** start Exercise materials **

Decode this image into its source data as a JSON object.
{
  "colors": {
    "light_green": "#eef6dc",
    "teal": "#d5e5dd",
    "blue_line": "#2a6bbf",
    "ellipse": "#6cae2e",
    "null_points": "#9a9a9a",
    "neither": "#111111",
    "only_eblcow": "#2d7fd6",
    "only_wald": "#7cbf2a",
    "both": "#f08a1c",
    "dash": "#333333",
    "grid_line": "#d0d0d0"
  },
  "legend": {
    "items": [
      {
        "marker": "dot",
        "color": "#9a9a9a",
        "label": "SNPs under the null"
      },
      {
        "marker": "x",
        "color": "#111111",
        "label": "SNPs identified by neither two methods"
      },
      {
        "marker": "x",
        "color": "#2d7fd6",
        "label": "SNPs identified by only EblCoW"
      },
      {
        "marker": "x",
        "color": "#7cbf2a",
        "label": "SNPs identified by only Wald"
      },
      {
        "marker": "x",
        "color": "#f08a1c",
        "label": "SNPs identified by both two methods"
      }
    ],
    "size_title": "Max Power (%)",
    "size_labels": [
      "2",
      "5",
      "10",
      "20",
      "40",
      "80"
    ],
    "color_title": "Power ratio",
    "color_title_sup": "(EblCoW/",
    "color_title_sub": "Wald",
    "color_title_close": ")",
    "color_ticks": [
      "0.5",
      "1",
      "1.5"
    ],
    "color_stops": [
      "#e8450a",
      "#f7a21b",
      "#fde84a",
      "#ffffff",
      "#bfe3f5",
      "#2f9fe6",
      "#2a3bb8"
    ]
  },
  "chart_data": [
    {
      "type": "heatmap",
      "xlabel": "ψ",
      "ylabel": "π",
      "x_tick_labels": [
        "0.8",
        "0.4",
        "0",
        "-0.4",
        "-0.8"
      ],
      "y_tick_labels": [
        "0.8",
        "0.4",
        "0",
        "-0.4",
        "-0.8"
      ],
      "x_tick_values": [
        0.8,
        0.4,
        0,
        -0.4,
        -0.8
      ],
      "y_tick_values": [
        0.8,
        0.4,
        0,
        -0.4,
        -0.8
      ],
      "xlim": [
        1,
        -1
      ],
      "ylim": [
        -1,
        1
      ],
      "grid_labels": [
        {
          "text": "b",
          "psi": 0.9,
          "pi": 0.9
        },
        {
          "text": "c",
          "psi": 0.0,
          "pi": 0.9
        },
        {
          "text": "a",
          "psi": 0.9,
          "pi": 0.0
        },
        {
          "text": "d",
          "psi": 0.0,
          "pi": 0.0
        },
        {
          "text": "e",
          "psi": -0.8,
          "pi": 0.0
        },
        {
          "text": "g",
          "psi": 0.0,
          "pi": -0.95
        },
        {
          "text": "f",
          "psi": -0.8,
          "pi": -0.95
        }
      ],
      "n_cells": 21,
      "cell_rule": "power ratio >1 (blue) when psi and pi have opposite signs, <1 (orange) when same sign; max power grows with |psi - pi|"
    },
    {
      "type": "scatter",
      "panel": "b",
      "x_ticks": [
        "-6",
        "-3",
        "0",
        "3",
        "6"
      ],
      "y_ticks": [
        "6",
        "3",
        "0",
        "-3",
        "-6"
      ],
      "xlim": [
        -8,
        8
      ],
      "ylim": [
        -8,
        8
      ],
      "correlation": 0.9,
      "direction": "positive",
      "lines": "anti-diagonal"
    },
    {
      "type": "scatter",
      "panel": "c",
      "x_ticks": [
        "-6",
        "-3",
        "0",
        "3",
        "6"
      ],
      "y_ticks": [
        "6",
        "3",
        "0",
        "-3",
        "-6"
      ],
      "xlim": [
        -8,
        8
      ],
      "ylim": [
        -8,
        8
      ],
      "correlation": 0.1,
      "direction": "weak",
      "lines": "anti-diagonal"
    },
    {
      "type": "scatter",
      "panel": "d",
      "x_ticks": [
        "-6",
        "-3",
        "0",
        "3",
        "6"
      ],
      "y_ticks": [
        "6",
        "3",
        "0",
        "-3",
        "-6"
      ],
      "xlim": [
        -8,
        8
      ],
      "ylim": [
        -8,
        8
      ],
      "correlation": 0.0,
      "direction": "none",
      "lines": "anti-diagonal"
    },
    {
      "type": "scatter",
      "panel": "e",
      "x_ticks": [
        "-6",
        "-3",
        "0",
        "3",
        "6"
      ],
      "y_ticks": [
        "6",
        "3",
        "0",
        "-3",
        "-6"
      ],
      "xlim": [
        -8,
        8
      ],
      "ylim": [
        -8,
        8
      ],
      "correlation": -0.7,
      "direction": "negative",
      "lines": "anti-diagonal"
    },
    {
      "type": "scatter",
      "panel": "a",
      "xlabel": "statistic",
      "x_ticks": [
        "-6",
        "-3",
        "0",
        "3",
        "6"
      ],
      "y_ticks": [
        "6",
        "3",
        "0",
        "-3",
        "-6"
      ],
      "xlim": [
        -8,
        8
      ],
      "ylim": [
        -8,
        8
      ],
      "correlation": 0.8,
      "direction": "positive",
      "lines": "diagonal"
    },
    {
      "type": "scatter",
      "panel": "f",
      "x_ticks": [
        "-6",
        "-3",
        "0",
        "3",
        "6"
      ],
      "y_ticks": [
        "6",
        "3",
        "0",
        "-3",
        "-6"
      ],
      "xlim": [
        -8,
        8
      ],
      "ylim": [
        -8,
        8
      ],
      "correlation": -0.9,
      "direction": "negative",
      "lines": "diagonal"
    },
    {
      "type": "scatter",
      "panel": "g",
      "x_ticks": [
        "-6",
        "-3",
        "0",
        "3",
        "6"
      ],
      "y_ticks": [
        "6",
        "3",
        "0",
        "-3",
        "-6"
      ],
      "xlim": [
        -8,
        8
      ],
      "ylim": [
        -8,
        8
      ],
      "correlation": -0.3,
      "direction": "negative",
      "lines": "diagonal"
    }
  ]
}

** end Exercise materials **

*What you should do*.
Find every line in the records that contains the word "text"; copy those lines.

*Full output*.
          "text": "b",
          "text": "c",
          "text": "a",
          "text": "d",
          "text": "e",
          "text": "g",
          "text": "f",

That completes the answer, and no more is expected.